#### [Consigne 1]
Modifie un passage de l'article sur les back-offices bancaires : recopie-le à partir des mots « Pour autant, la » et arrête-toi après « fluidifier les processus. », en mettant « attractivité limitée » à la place de « faible attractivité ».
#### [Consigne 2]
Dans l'article sur les back-offices bancaires, réécris sous forme de liste plus courte le paragraphe qui commence par « Pour autant, la plupart des back-offices bancaires », en gardant ses faits principaux.

#### [Texte choisi]
____

Il faut redonner du sens
aux back-offices bancaires

Créé le

16.04.2024

-

Mis à jour le

23.04.2024

Victimes d’un déficit d’attractivité, héritiers de structures informatiques vieillissantes, les back-offices ont tout intérêt à embrasser la transformation qui se profile aujourd’hui, entre intelligence artificielle générative et plateformes technologiques, afin de revaloriser leur métier.

À la sortie de la crise sanitaire, le gouvernement a salué les organisations qui avaient réussi ce crash-test sans précédent. Les back-offices bancaires auraient dû être également salués pour leur résilience et leur adaptation. Ce qui paraissait impossible a été réalisé en quelques semaines : dotation massive d’ordinateurs portables, accès à distance au core banking system, modification de la distribution et du contrôle des opérations, et bien entendu la généralisation du télétravail.

Pour autant, la plupart des back-offices bancaires souffrent de problèmes structurels : une obsolescence technologique de leur système d’information (SI) liée à des retards d’investissements a minima depuis les 15 dernières années (au profit des SI front-office), une moyenne d’âge élevée (départs en retraite importants), une faible attractivité auprès des jeunes, et surtout une véritable quête de sens. Même si des avancées ont eu lieu avec l’optimisation et la digitation des processus, les back-offices sont encore trop souvent considérés comme une « variable d’ajustement » dans la chaîne de valeur front-to-back – on entend trop souvent « les back-offices trouveront bien une solution pour traiter les opérations » lorsqu’il manque du budget pour fluidifier les processus.

Pourquoi est-il nécessaire de redonner du sens aux back-offices bancaires ? L’intelligence artificielle (IA) générative et les plateformes technologiques sont deux lames de fond qui vont impacter en profondeur la raison d’être, les processus métiers et l’organisation des back-offices. Il y a bien entendu de fortes interrogations et des craintes, car tout va changer dans les trois à cinq années à venir. Il s’agit également d’une formidable opportunité pour retrouver du sens dans ces activités en supprimant encore plus les tâches et activités à faible valeur ajoutée, les nombreuses ressaisies d’informations des « front » vers les « back » (avec le risque opérationnel induit) et en recentrant et en valorisant fortement les back-offices sur les expertises métier et le traitement d’opérations complexes.

____

(Données de prédiction de cadres de délimitation)
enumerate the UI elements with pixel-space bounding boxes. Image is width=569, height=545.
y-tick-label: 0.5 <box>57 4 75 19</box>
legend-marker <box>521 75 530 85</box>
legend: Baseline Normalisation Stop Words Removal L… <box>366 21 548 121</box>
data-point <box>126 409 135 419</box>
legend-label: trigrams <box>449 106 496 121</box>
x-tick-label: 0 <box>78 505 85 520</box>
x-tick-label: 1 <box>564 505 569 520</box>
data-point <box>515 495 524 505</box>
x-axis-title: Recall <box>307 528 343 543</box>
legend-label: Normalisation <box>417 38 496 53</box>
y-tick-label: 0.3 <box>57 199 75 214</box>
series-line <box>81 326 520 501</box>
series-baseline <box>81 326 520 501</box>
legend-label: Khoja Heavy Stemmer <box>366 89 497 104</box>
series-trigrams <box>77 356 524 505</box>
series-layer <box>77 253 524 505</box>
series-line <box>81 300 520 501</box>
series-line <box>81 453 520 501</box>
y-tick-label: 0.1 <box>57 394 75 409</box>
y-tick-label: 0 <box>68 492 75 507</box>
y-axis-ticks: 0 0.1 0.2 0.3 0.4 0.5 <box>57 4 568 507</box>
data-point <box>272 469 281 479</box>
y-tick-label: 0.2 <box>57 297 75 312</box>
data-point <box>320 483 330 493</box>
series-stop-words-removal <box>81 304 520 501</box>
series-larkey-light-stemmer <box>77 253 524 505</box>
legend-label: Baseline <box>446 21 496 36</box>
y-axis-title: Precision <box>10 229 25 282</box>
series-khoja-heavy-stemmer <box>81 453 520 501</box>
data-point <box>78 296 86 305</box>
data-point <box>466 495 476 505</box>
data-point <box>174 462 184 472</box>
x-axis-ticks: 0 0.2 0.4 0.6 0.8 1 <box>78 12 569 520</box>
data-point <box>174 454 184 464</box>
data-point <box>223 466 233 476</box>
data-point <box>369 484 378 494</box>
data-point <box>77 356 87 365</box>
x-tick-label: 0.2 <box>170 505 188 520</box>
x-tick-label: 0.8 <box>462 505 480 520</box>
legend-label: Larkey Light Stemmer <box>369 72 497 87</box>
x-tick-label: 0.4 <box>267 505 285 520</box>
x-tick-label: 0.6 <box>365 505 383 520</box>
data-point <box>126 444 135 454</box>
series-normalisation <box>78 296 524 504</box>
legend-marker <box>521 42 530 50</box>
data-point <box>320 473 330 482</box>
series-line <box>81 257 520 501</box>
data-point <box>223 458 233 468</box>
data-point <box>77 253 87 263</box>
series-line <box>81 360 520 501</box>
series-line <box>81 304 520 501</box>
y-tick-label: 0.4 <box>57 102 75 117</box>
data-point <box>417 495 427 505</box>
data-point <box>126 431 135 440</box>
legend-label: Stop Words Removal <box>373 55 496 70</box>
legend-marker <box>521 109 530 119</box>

____

#### [Réponse 1]
Pour autant, la plupart des back-offices bancaires souffrent de problèmes structurels : une obsolescence technologique de leur système d’information (SI) liée à des retards d’investissements a minima depuis les 15 dernières années (au profit des SI front-office), une moyenne d’âge élevée (départs en retraite importants), une attractivité limitée auprès des jeunes, et surtout une véritable quête de sens. Même si des avancées ont eu lieu avec l’optimisation et la digitation des processus, les back-offices sont encore trop souvent considérés comme une « variable d’ajustement » dans la chaîne de valeur front-to-back – on entend trop souvent « les back-offices trouveront bien une solution pour traiter les opérations » lorsqu’il manque du budget pour fluidifier les processus.

#### [Réponse 2]
Problèmes structurels de la plupart des back-offices bancaires :
- un système d'information (SI) dépassé, faute d'investissements depuis au moins 15 ans, au profit du SI front-office ;
- une moyenne d'âge élevée, avec beaucoup de départs en retraite ;
- peu d'attrait pour les jeunes ;
- surtout, une vraie quête de sens.
Malgré des progrès dans l'optimisation des processus, ils restent souvent vus comme une « variable d'ajustement » de la chaîne front-to-back. On compte sur eux pour traiter les opérations quand le budget manque pour fluidifier les processus.